• [YOUR INSTRUCTIONS]:
Write the data out again, exactly as given.
==*==
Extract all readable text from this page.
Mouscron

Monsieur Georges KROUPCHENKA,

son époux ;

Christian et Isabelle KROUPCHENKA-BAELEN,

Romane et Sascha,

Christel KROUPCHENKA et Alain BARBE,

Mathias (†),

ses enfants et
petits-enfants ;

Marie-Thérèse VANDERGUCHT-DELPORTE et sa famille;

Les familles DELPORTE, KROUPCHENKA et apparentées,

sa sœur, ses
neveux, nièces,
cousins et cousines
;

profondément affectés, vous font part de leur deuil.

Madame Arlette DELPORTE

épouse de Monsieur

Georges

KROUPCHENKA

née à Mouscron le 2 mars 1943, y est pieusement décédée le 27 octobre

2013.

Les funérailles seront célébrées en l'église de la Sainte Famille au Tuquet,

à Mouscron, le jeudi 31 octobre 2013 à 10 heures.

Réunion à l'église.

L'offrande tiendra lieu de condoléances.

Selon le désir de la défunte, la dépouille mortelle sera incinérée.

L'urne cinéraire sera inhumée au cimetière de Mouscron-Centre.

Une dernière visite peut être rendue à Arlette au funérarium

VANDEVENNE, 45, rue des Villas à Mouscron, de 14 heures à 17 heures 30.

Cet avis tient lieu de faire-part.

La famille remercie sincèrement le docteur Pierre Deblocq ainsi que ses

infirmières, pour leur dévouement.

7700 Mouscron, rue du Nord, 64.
==*==
• [WRITTEN SOLUTION]:
Extract all readable text from this page.
Mouscron

Monsieur Georges KROUPCHENKA,

son époux ;

Christian et Isabelle KROUPCHENKA-BAELEN,

Romane et Sascha,

Christel KROUPCHENKA et Alain BARBE,

Mathias (†),

ses enfants et
petits-enfants ;

Marie-Thérèse VANDERGUCHT-DELPORTE et sa famille;

Les familles DELPORTE, KROUPCHENKA et apparentées,

sa sœur, ses
neveux, nièces,
cousins et cousines
;

profondément affectés, vous font part de leur deuil.

Madame Arlette DELPORTE

épouse de Monsieur

Georges

KROUPCHENKA

née à Mouscron le 2 mars 1943, y est pieusement décédée le 27 octobre

2013.

Les funérailles seront célébrées en l'église de la Sainte Famille au Tuquet,

à Mouscron, le jeudi 31 octobre 2013 à 10 heures.

Réunion à l'église.

L'offrande tiendra lieu de condoléances.

Selon le désir de la défunte, la dépouille mortelle sera incinérée.

L'urne cinéraire sera inhumée au cimetière de Mouscron-Centre.

Une dernière visite peut être rendue à Arlette au funérarium

VANDEVENNE, 45, rue des Villas à Mouscron, de 14 heures à 17 heures 30.

Cet avis tient lieu de faire-part.

La famille remercie sincèrement le docteur Pierre Deblocq ainsi que ses

infirmières, pour leur dévouement.

7700 Mouscron, rue du Nord, 64.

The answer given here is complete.